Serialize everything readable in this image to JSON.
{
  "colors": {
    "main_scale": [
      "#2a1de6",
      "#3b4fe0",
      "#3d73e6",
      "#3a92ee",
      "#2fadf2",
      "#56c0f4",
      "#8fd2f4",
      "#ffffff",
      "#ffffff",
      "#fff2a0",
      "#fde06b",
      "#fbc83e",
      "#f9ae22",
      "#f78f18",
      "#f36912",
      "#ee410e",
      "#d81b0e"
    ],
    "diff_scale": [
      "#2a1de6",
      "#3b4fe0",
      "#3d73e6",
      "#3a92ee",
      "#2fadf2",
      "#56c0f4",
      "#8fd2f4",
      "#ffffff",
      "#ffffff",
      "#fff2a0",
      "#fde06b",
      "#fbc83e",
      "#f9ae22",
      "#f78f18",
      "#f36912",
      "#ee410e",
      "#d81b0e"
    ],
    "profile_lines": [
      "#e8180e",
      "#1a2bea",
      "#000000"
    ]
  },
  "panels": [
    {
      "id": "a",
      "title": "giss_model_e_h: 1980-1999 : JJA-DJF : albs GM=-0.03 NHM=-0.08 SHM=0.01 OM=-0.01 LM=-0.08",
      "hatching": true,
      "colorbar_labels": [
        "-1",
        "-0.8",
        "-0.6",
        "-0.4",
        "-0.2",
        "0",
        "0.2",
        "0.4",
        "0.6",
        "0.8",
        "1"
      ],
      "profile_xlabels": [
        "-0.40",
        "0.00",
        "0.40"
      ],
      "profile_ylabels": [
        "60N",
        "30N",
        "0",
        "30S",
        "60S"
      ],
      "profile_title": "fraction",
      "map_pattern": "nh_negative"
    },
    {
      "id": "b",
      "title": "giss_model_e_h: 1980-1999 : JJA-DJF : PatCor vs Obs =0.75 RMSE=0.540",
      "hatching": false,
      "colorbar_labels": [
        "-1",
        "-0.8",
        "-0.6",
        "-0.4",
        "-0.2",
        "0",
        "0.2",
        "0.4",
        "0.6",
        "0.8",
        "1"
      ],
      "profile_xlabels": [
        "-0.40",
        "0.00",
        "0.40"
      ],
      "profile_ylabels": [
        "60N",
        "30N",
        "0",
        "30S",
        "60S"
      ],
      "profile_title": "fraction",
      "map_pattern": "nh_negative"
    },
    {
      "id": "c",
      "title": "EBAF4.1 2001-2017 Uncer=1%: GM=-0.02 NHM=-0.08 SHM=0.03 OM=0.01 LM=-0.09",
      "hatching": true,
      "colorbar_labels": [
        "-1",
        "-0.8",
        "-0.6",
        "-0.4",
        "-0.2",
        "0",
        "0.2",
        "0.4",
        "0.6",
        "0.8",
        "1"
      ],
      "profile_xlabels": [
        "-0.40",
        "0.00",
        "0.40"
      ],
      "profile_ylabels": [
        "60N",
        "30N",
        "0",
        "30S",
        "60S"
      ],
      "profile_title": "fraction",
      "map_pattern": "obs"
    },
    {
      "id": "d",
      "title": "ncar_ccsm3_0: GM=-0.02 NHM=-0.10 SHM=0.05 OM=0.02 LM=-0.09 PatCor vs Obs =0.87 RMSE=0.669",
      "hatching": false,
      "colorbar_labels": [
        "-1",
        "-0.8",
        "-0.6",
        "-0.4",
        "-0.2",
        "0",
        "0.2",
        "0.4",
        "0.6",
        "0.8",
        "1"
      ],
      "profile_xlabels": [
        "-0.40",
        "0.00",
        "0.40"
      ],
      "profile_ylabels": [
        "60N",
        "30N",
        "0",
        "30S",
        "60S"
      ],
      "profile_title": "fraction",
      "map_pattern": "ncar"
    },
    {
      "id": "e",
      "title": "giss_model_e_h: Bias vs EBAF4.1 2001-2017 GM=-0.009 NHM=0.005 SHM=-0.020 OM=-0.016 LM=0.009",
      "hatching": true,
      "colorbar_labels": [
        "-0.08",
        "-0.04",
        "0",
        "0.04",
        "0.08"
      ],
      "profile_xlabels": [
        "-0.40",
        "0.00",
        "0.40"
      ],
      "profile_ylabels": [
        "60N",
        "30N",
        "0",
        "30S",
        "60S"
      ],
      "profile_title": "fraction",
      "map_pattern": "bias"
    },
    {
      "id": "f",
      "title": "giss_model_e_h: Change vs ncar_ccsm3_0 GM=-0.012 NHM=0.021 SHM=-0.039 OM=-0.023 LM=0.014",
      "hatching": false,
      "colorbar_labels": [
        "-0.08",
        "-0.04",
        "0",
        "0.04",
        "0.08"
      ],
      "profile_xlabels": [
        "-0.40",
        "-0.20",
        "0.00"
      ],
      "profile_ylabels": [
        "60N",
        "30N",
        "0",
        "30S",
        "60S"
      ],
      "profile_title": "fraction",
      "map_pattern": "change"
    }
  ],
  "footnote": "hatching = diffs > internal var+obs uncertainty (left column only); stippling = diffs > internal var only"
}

§ Required task
The listing above should be transcribed in full, exactly as written.

§ Answer
Serialize everything readable in this image to JSON.
{
  "colors": {
    "main_scale": [
      "#2a1de6",
      "#3b4fe0",
      "#3d73e6",
      "#3a92ee",
      "#2fadf2",
      "#56c0f4",
      "#8fd2f4",
      "#ffffff",
      "#ffffff",
      "#fff2a0",
      "#fde06b",
      "#fbc83e",
      "#f9ae22",
      "#f78f18",
      "#f36912",
      "#ee410e",
      "#d81b0e"
    ],
    "diff_scale": [
      "#2a1de6",
      "#3b4fe0",
      "#3d73e6",
      "#3a92ee",
      "#2fadf2",
      "#56c0f4",
      "#8fd2f4",
      "#ffffff",
      "#ffffff",
      "#fff2a0",
      "#fde06b",
      "#fbc83e",
      "#f9ae22",
      "#f78f18",
      "#f36912",
      "#ee410e",
      "#d81b0e"
    ],
    "profile_lines": [
      "#e8180e",
      "#1a2bea",
      "#000000"
    ]
  },
  "panels": [
    {
      "id": "a",
      "title": "giss_model_e_h: 1980-1999 : JJA-DJF : albs GM=-0.03 NHM=-0.08 SHM=0.01 OM=-0.01 LM=-0.08",
      "hatching": true,
      "colorbar_labels": [
        "-1",
        "-0.8",
        "-0.6",
        "-0.4",
        "-0.2",
        "0",
        "0.2",
        "0.4",
        "0.6",
        "0.8",
        "1"
      ],
      "profile_xlabels": [
        "-0.40",
        "0.00",
        "0.40"
      ],
      "profile_ylabels": [
        "60N",
        "30N",
        "0",
        "30S",
        "60S"
      ],
      "profile_title": "fraction",
      "map_pattern": "nh_negative"
    },
    {
      "id": "b",
      "title": "giss_model_e_h: 1980-1999 : JJA-DJF : PatCor vs Obs =0.75 RMSE=0.540",
      "hatching": false,
      "colorbar_labels": [
        "-1",
        "-0.8",
        "-0.6",
        "-0.4",
        "-0.2",
        "0",
        "0.2",
        "0.4",
        "0.6",
        "0.8",
        "1"
      ],
      "profile_xlabels": [
        "-0.40",
        "0.00",
        "0.40"
      ],
      "profile_ylabels": [
        "60N",
        "30N",
        "0",
        "30S",
        "60S"
      ],
      "profile_title": "fraction",
      "map_pattern": "nh_negative"
    },
    {
      "id": "c",
      "title": "EBAF4.1 2001-2017 Uncer=1%: GM=-0.02 NHM=-0.08 SHM=0.03 OM=0.01 LM=-0.09",
      "hatching": true,
      "colorbar_labels": [
        "-1",
        "-0.8",
        "-0.6",
        "-0.4",
        "-0.2",
        "0",
        "0.2",
        "0.4",
        "0.6",
        "0.8",
        "1"
      ],
      "profile_xlabels": [
        "-0.40",
        "0.00",
        "0.40"
      ],
      "profile_ylabels": [
        "60N",
        "30N",
        "0",
        "30S",
        "60S"
      ],
      "profile_title": "fraction",
      "map_pattern": "obs"
    },
    {
      "id": "d",
      "title": "ncar_ccsm3_0: GM=-0.02 NHM=-0.10 SHM=0.05 OM=0.02 LM=-0.09 PatCor vs Obs =0.87 RMSE=0.669",
      "hatching": false,
      "colorbar_labels": [
        "-1",
        "-0.8",
        "-0.6",
        "-0.4",
        "-0.2",
        "0",
        "0.2",
        "0.4",
        "0.6",
        "0.8",
        "1"
      ],
      "profile_xlabels": [
        "-0.40",
        "0.00",
        "0.40"
      ],
      "profile_ylabels": [
        "60N",
        "30N",
        "0",
        "30S",
        "60S"
      ],
      "profile_title": "fraction",
      "map_pattern": "ncar"
    },
    {
      "id": "e",
      "title": "giss_model_e_h: Bias vs EBAF4.1 2001-2017 GM=-0.009 NHM=0.005 SHM=-0.020 OM=-0.016 LM=0.009",
      "hatching": true,
      "colorbar_labels": [
        "-0.08",
        "-0.04",
        "0",
        "0.04",
        "0.08"
      ],
      "profile_xlabels": [
        "-0.40",
        "0.00",
        "0.40"
      ],
      "profile_ylabels": [
        "60N",
        "30N",
        "0",
        "30S",
        "60S"
      ],
      "profile_title": "fraction",
      "map_pattern": "bias"
    },
    {
      "id": "f",
      "title": "giss_model_e_h: Change vs ncar_ccsm3_0 GM=-0.012 NHM=0.021 SHM=-0.039 OM=-0.023 LM=0.014",
      "hatching": false,
      "colorbar_labels": [
        "-0.08",
        "-0.04",
        "0",
        "0.04",
        "0.08"
      ],
      "profile_xlabels": [
        "-0.40",
        "-0.20",
        "0.00"
      ],
      "profile_ylabels": [
        "60N",
        "30N",
        "0",
        "30S",
        "60S"
      ],
      "profile_title": "fraction",
      "map_pattern": "change"
    }
  ],
  "footnote": "hatching = diffs > internal var+obs uncertainty (left column only); stippling = diffs > internal var only"
}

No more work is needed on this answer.